PCS who have 16,000 members in the MoD welcomed yesterday's report by the Public Accounts Committee, which heavily criticises the MoD'S £7 billion Defence Information Infrastructure (DII) project.

The DII project aims to replace hundreds of existing IT systems with a single system covering the entire armed forces. The contract for DII was given to the ATLAS consortium led by EDS.

The report highlighted concerns previously identified by PCS that DII suffered from bad planning from the start and was now 18 months behind schedule with programme costs having already overrun by £182 million.

It also pointed out that ATLAS, led by EDS, had delivered less than half of the software designed to run on the new system and that MoD staff were dissatisfied with the new system.

The report also highlighted that the delays in implementing DII had increased the risks that one of the MoD’s legacy systems could fail and also pointed to concerns over the security aspects of DII and the MoD’s record on data loss.

• [Data excerpts]

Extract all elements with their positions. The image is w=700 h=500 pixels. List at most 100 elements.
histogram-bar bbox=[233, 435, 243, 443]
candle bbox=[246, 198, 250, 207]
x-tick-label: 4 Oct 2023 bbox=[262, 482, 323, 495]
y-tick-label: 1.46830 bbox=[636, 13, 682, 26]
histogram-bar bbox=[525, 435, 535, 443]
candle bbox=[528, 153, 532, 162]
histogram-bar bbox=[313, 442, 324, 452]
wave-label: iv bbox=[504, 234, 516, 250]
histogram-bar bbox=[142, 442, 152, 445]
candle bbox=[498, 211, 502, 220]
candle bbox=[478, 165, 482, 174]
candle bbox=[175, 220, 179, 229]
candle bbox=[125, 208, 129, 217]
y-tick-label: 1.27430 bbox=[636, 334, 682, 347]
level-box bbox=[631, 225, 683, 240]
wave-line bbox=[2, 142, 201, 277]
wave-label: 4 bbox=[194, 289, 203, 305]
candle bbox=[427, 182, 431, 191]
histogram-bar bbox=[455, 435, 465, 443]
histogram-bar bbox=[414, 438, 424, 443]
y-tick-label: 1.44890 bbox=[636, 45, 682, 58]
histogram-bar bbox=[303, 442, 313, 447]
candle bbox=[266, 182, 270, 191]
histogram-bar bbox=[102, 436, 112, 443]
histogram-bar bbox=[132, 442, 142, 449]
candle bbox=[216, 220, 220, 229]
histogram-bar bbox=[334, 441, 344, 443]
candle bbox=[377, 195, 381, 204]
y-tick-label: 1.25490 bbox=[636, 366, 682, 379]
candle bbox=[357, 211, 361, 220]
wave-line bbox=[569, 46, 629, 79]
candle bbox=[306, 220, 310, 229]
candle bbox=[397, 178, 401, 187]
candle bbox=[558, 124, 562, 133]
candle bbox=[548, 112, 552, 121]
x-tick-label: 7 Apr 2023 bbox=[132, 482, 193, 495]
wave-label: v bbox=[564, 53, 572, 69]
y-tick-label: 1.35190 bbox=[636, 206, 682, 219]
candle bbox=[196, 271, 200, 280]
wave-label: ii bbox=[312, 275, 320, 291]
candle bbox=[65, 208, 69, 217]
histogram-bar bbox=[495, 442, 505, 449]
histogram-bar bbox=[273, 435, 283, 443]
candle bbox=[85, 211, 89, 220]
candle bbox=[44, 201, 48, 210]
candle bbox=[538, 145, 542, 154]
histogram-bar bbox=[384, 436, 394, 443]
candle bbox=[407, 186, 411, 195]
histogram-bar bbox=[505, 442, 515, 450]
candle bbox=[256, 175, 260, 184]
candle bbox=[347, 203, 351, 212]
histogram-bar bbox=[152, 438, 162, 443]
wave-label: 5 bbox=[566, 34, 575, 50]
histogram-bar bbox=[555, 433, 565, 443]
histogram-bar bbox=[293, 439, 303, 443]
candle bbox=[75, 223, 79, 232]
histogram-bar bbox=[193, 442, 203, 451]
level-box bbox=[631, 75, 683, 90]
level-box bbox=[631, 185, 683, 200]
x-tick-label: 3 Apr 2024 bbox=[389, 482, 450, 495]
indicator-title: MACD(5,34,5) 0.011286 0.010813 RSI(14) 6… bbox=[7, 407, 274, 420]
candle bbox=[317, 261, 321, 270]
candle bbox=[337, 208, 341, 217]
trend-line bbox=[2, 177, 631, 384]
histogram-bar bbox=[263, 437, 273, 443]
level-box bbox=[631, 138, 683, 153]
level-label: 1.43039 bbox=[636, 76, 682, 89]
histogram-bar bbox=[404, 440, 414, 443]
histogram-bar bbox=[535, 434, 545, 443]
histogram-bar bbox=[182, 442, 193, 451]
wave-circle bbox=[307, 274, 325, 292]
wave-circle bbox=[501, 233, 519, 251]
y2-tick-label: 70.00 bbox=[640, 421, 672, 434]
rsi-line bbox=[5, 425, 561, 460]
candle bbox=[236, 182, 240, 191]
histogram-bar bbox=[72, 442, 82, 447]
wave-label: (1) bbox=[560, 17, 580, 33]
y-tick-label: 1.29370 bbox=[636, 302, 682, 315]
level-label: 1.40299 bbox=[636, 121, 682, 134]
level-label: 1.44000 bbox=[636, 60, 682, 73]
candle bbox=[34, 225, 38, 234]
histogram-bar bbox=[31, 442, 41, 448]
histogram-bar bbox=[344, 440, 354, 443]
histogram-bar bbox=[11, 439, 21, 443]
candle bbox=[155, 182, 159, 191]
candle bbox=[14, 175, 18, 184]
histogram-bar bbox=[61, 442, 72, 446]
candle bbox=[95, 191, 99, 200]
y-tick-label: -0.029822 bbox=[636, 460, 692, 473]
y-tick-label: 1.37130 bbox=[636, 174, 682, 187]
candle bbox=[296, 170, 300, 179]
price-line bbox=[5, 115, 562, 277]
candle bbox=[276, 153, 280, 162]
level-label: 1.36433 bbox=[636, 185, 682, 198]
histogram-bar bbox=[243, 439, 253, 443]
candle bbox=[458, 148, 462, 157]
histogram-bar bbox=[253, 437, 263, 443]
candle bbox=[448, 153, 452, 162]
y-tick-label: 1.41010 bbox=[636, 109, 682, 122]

• [Set of tasks]
1: Reproduce the passage of the MoD IT project report text between "It also pointed" and "on data loss.", inclusive.
2: Supply the next part of the text on the MoD's Defence Information Infrastructure project, continuing after its final sentence.

• [Set of answers]
1:
It also pointed out that ATLAS, led by EDS, had delivered less than half of the software designed to run on the new system and that MoD staff were dissatisfied with the new system.

The report also highlighted that the delays in implementing DII had increased the risks that one of the MoD’s legacy systems could fail and also pointed to concerns over the security aspects of DII and the MoD’s record on data loss.

2:
Commenting on the report PCS General Secretary Mark Serwotka said, “This report echoes many of the concerns we have raised since the beginning of DII. We warned the MoD that we did not believe that ATLAS could deliver what they they promised.

"The delays and increased costs to the programme now prove this to be the case and is yet another example of a major public sector IT privatisation going wrong.

“The report has highlighted the very real risks that the failures of DII could pose to current IT systems and data security in the MoD. But despite this the MoD plans to give ATLAS more DII work.

"Given these risks and the failure of ATLAS to deliver, we call on the MoD to halt giving any more work to ATLAS and to look at improving current IT systems by using in house capabilities, which we believe could deliver a lower cost and lower risk option.”